>> BEGIN THE INPUT
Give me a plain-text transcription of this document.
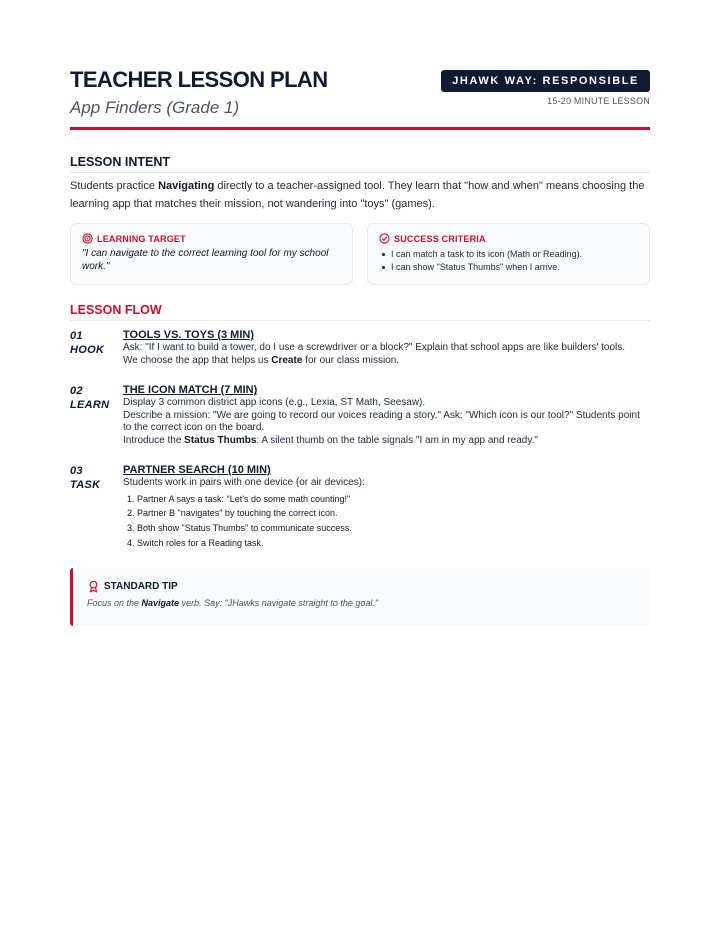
TEACHER LESSON PLAN
App Finders (Grade 1)
JHAWK WAY: RESPONSIBLE
15-20 MINUTE LESSON
LESSON INTENT

Students practice Navigating directly to a teacher-assigned tool. They learn that "how and when" means choosing the learning app that matches their mission, not wandering into "toys" (games).

LEARNING TARGET
"I can navigate to the correct learning tool for my school work."
SUCCESS CRITERIA
I can match a task to its icon (Math or Reading).
I can show "Status Thumbs" when I arrive.
LESSON FLOW
01
HOOK
TOOLS VS. TOYS (3 MIN)
Ask: "If I want to build a tower, do I use a screwdriver or a block?" Explain that school apps are like builders' tools.
We choose the app that helps us Create for our class mission.
02
LEARN
THE ICON MATCH (7 MIN)
Display 3 common district app icons (e.g., Lexia, ST Math, Seesaw).
Describe a mission: "We are going to record our voices reading a story." Ask: "Which icon is our tool?" Students point to the correct icon on the board.
Introduce the Status Thumbs: A silent thumb on the table signals "I am in my app and ready."
03
TASK
PARTNER SEARCH (10 MIN)
Students work in pairs with one device (or air devices):
1. Partner A says a task: "Let's do some math counting!"
2. Partner B "navigates" by touching the correct icon.
3. Both show "Status Thumbs" to communicate success.
4. Switch roles for a Reading task.
STANDARD TIP
Focus on the Navigate verb. Say: "JHawks navigate straight to the goal."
>> END THE INPUT
State how many lines in the records above contain the word "LESSON", giving only the number.

4